◆ **INPUT DATA**:
***
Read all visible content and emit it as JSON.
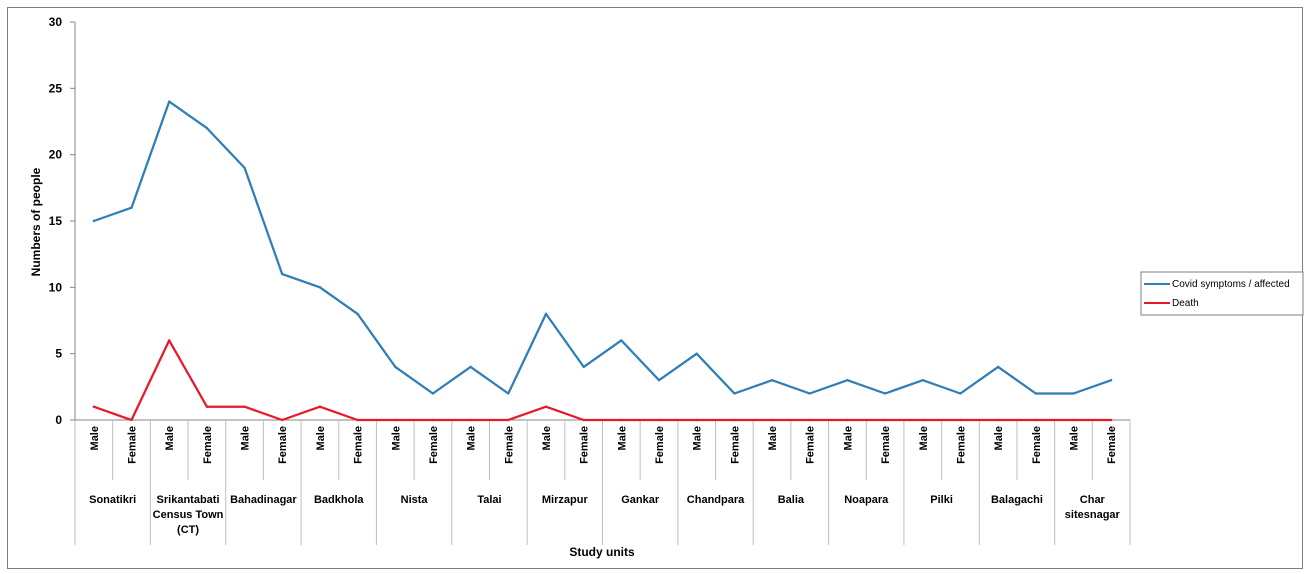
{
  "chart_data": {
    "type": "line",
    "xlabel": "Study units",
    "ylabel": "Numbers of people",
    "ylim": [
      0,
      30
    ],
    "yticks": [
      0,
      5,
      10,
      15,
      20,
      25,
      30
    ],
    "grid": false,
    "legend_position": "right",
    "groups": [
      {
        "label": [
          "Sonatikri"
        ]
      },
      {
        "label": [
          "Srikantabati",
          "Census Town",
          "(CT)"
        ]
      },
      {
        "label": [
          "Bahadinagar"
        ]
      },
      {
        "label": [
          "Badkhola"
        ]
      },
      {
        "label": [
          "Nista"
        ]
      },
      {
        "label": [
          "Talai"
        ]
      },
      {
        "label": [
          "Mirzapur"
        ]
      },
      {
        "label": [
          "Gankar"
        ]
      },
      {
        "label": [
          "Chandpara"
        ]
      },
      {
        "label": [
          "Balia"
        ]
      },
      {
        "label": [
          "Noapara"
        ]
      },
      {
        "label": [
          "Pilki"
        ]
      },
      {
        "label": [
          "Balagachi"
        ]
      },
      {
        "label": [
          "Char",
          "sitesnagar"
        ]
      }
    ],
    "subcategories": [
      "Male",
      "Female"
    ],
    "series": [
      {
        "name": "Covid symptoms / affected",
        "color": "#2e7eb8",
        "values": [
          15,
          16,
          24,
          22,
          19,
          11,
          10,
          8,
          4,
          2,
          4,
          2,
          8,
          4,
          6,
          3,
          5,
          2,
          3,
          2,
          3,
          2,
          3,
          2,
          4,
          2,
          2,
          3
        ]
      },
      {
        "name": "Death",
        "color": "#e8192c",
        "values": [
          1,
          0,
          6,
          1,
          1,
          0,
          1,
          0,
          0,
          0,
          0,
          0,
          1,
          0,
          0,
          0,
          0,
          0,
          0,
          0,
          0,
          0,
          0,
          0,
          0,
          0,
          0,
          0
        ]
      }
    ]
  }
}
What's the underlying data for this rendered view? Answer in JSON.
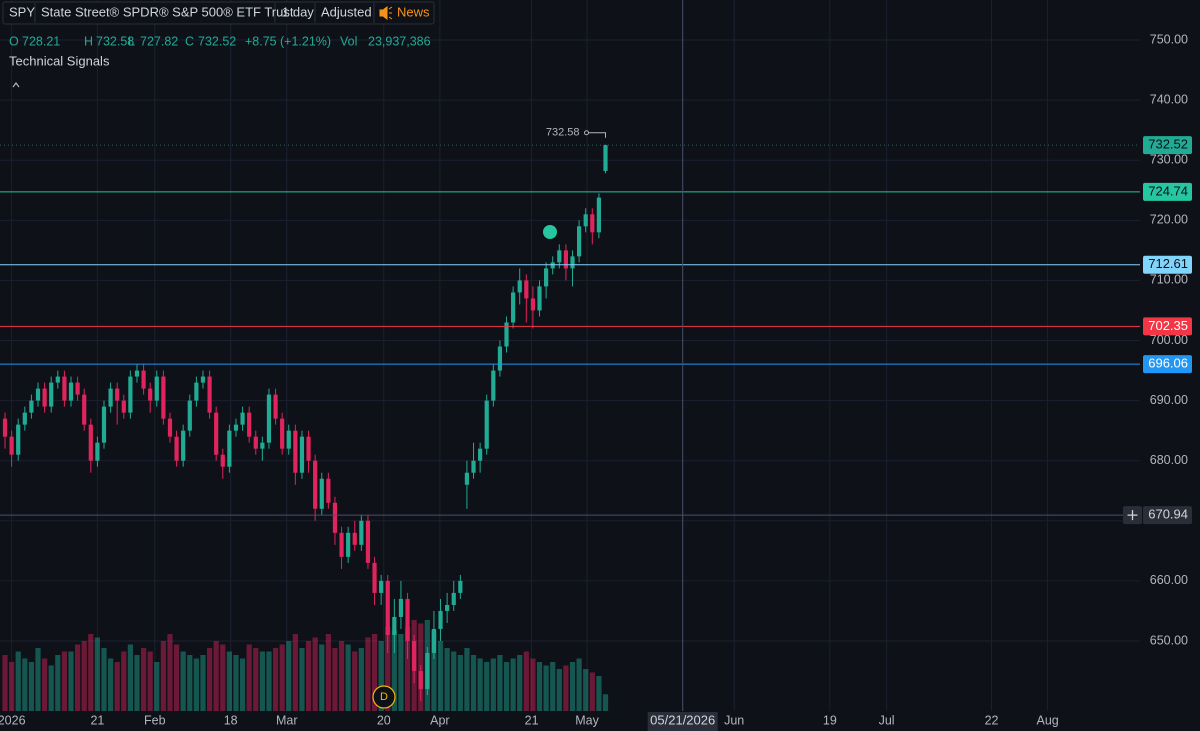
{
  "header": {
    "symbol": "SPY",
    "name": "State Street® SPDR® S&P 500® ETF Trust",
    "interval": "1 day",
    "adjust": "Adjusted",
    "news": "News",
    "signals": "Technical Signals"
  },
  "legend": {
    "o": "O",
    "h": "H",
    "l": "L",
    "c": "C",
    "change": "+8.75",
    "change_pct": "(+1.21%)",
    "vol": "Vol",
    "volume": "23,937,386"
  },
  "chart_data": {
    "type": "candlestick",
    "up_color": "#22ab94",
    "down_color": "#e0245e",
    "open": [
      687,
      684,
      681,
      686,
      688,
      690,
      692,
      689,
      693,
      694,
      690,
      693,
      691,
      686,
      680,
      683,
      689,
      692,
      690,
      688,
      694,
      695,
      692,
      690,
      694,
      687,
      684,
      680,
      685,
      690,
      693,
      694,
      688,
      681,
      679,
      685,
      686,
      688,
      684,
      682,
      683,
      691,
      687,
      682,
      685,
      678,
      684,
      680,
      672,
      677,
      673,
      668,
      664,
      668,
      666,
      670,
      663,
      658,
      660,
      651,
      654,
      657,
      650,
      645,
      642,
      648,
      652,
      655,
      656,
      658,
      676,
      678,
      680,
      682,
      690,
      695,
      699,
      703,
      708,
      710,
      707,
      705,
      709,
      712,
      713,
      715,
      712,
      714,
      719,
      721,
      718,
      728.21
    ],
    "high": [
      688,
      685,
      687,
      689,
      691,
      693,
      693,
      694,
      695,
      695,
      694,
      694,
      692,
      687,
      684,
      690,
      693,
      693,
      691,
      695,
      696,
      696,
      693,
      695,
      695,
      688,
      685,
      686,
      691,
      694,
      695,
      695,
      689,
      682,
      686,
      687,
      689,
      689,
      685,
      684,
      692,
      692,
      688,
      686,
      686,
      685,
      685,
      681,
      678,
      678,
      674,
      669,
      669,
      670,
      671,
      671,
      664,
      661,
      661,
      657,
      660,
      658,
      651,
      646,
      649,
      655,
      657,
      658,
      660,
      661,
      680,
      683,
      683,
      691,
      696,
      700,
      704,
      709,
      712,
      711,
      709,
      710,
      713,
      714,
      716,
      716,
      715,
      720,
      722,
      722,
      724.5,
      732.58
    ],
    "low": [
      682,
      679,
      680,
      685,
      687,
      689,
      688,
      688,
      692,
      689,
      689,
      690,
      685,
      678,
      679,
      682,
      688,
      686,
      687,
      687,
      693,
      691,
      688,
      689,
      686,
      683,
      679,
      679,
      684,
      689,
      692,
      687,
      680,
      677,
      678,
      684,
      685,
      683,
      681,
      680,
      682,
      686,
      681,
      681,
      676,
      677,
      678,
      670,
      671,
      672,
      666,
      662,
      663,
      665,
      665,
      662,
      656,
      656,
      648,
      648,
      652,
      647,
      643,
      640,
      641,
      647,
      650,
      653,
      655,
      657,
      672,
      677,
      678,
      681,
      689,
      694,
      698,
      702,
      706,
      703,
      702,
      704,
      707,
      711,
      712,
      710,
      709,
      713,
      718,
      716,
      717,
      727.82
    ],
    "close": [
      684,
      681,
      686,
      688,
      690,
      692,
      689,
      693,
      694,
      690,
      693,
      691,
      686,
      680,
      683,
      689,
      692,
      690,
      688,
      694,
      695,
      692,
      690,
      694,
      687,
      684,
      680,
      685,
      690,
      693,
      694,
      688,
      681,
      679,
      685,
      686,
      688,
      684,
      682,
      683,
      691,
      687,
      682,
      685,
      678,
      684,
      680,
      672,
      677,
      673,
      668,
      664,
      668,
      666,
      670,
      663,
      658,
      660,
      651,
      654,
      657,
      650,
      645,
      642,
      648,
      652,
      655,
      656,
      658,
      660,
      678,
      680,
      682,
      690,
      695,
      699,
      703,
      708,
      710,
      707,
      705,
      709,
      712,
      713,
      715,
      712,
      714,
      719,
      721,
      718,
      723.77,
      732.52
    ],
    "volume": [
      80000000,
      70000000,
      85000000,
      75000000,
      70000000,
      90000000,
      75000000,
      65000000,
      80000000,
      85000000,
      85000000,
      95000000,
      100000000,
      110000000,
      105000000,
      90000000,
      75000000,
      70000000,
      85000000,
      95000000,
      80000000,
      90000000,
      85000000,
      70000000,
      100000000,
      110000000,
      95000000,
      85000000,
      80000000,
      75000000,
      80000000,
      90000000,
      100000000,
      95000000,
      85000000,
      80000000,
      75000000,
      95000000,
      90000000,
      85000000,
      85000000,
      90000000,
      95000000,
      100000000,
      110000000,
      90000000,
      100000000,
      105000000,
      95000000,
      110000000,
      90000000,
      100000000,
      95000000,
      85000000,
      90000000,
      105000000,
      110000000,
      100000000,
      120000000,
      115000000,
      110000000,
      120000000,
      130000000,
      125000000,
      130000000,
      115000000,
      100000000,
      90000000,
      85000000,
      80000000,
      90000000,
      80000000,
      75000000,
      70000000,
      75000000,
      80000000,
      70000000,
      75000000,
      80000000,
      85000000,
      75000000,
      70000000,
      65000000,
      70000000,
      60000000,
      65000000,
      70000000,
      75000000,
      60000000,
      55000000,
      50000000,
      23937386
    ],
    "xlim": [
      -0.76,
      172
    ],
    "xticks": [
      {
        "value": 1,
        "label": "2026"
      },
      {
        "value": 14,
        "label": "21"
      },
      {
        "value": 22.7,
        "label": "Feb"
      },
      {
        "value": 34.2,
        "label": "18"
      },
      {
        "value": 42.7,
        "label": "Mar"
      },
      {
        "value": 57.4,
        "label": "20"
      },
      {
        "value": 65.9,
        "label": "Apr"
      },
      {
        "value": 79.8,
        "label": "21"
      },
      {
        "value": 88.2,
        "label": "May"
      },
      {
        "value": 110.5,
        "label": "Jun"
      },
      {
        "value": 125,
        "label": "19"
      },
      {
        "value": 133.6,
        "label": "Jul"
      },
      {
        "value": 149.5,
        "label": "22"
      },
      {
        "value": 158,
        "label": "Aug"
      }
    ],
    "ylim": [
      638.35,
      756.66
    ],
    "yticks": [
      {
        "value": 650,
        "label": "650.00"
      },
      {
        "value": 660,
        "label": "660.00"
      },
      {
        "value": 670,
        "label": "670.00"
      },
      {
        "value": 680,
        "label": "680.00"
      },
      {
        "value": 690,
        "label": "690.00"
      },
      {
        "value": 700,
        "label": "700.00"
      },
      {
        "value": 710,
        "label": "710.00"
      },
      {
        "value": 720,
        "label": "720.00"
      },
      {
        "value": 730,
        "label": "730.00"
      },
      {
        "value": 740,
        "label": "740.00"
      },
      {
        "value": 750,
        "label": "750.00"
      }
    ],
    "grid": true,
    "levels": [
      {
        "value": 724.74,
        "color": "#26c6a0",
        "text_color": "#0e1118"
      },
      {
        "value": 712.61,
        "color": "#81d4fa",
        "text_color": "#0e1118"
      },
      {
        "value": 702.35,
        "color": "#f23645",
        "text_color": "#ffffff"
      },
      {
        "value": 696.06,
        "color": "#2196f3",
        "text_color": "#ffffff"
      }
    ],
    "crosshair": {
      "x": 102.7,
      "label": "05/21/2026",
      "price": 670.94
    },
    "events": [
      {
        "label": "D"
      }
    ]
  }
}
***
◆ **REQUIREMENTS**: Pick out every line above that holds the word "name" and copy it.

◆ **SOLUTION BELOW**:
        "name": "Covid symptoms / affected",
        "name": "Death",
    "name": "State Street® SPDR® S&P 500® ETF Trust",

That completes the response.